EXERCISE TASK: Select lines where the word "Satisfaction" appears.

** START RECORDED INFORMATION **

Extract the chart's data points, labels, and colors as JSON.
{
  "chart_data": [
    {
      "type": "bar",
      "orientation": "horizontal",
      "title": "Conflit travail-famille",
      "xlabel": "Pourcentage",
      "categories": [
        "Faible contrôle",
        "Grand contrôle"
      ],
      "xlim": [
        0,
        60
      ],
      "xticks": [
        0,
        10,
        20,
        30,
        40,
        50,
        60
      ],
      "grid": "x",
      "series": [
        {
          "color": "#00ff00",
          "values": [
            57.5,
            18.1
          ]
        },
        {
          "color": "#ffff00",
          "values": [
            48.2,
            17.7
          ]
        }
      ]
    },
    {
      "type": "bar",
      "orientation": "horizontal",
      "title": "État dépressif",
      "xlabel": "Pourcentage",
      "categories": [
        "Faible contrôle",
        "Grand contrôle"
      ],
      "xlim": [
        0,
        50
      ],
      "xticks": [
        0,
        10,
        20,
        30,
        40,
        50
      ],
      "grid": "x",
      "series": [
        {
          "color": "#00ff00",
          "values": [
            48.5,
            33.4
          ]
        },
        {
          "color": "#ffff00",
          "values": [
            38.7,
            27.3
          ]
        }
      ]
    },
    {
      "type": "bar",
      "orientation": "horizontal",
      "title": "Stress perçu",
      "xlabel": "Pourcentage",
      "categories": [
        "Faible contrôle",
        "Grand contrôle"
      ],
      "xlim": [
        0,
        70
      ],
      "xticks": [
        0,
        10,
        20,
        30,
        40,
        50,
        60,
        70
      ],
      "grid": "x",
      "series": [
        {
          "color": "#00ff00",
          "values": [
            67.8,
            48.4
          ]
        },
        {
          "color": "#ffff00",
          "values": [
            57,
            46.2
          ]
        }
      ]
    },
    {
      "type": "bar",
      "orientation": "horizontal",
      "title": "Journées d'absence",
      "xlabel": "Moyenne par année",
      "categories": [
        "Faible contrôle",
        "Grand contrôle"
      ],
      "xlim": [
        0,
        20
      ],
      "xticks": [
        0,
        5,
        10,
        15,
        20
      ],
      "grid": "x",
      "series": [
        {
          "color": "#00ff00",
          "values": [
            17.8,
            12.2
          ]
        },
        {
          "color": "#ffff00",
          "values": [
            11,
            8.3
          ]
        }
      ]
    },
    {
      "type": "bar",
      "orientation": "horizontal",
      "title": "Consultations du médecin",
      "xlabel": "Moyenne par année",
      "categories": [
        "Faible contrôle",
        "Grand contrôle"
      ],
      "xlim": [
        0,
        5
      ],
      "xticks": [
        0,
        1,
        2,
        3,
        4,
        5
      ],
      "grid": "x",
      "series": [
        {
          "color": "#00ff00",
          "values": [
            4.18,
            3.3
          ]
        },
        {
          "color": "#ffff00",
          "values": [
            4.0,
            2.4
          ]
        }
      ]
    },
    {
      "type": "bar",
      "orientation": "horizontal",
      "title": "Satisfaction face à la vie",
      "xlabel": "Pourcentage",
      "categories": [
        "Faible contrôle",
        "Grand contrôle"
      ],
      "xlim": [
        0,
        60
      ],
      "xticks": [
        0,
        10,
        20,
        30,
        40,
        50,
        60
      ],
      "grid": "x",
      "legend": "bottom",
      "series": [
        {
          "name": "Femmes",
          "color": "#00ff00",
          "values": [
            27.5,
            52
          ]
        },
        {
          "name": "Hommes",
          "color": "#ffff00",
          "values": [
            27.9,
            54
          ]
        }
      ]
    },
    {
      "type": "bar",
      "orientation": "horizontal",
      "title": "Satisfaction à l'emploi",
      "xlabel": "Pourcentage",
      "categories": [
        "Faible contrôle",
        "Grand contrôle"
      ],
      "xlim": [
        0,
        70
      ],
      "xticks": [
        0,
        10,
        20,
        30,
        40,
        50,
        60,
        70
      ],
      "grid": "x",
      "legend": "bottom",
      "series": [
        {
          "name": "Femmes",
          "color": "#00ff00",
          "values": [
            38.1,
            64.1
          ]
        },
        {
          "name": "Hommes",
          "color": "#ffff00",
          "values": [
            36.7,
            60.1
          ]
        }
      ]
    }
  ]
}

** END RECORDED INFORMATION **

RESPONSE:
      "title": "Satisfaction face à la vie",
      "title": "Satisfaction à l'emploi",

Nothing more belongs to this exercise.